• Problem details
From the entries below, tally how many lines contain "background" and report only that figure.

* START Information provided *

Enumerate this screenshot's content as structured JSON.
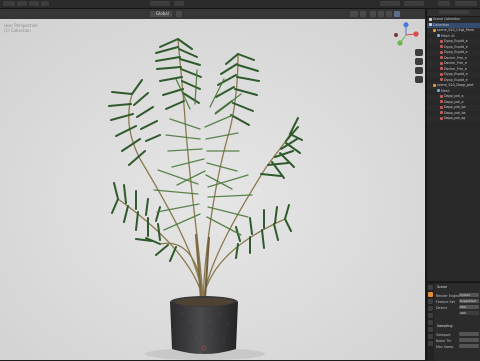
{
  "viewport": {
    "mode_label": "Global",
    "overlay_lines": [
      "User Perspective",
      "(1) Collection"
    ],
    "gizmo_axes": [
      "X",
      "Y",
      "Z"
    ],
    "background": "#dcdcdc"
  },
  "outliner": {
    "rows": [
      {
        "label": "Scene Collection",
        "icon": "collection-icon"
      },
      {
        "label": "Collection",
        "icon": "collection-icon"
      },
      {
        "label": "scene_S10_Clrgt_Parm",
        "icon": "object-icon"
      },
      {
        "label": "Mesh 41",
        "icon": "mesh-icon"
      },
      {
        "label": "Dypp_Euptd_e",
        "icon": "material-icon"
      },
      {
        "label": "Dypp_Euptd_e",
        "icon": "material-icon"
      },
      {
        "label": "Dypp_Euptd_e",
        "icon": "material-icon"
      },
      {
        "label": "Dschm_Frm_e",
        "icon": "material-icon"
      },
      {
        "label": "Dschm_Frm_e",
        "icon": "material-icon"
      },
      {
        "label": "Dschm_Frm_e",
        "icon": "material-icon"
      },
      {
        "label": "Dypp_Euptd_e",
        "icon": "material-icon"
      },
      {
        "label": "Dypp_Euptd_e",
        "icon": "material-icon"
      },
      {
        "label": "scene_S10_Dapp_port",
        "icon": "object-icon"
      },
      {
        "label": "Mesh",
        "icon": "mesh-icon"
      },
      {
        "label": "Dapp_pot_a",
        "icon": "material-icon"
      },
      {
        "label": "Dapp_pot_a",
        "icon": "material-icon"
      },
      {
        "label": "Dapp_pot_ba",
        "icon": "material-icon"
      },
      {
        "label": "Dapp_pot_ba",
        "icon": "material-icon"
      },
      {
        "label": "Dapp_pot_sg",
        "icon": "material-icon"
      }
    ]
  },
  "properties": {
    "section": "Scene",
    "rows": [
      {
        "label": "Render Engine",
        "value": "Cycles"
      },
      {
        "label": "Feature Set",
        "value": "Supported"
      },
      {
        "label": "Device",
        "value": "CPU"
      },
      {
        "label": "",
        "value": "GPU"
      }
    ],
    "subsection": "Sampling",
    "sub_rows": [
      {
        "label": "Viewport",
        "value": ""
      },
      {
        "label": "Noise Thr",
        "value": ""
      },
      {
        "label": "Max Samp",
        "value": ""
      }
    ],
    "accent": "#e08a3b",
    "selection": "#324b6e"
  }
}
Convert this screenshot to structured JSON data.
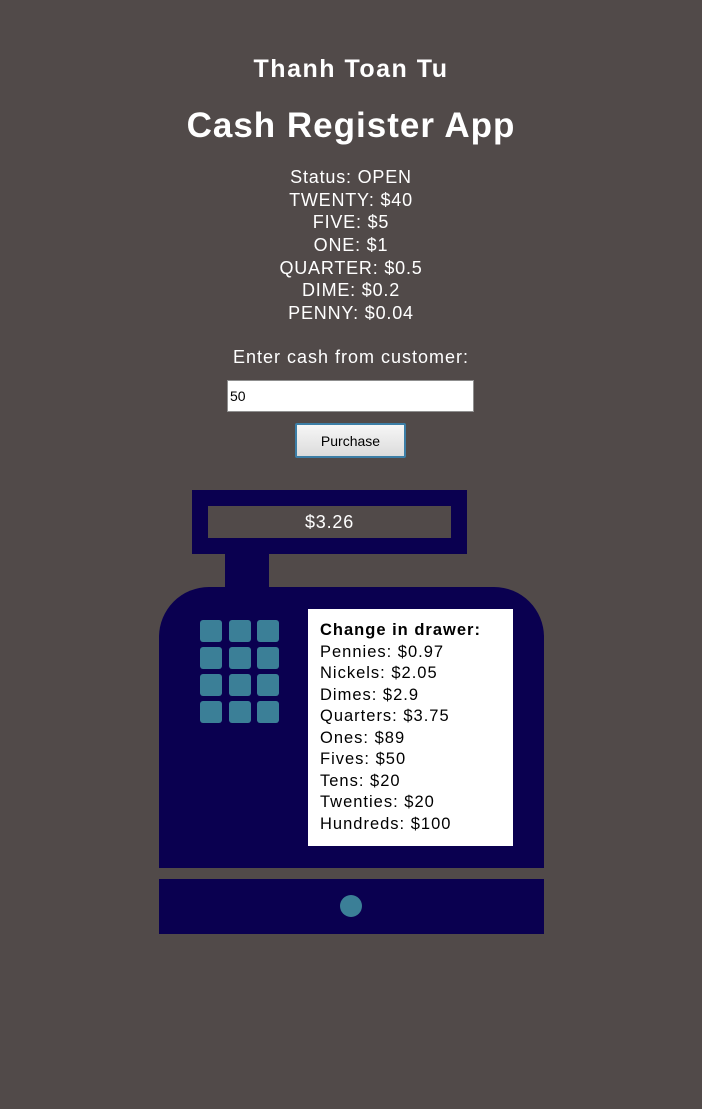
{
  "header": {
    "author": "Thanh Toan Tu",
    "title": "Cash Register App"
  },
  "status": {
    "lines": [
      "Status: OPEN",
      "TWENTY: $40",
      "FIVE: $5",
      "ONE: $1",
      "QUARTER: $0.5",
      "DIME: $0.2",
      "PENNY: $0.04"
    ]
  },
  "form": {
    "label": "Enter cash from customer:",
    "cash_value": "50",
    "purchase_label": "Purchase"
  },
  "register": {
    "price_display": "$3.26",
    "drawer": {
      "heading": "Change in drawer:",
      "lines": [
        "Pennies: $0.97",
        "Nickels: $2.05",
        "Dimes: $2.9",
        "Quarters: $3.75",
        "Ones: $89",
        "Fives: $50",
        "Tens: $20",
        "Twenties: $20",
        "Hundreds: $100"
      ]
    }
  },
  "colors": {
    "background": "#514a49",
    "register": "#0a0050",
    "accent": "#3b7f97"
  }
}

* END Information provided *

• Response
2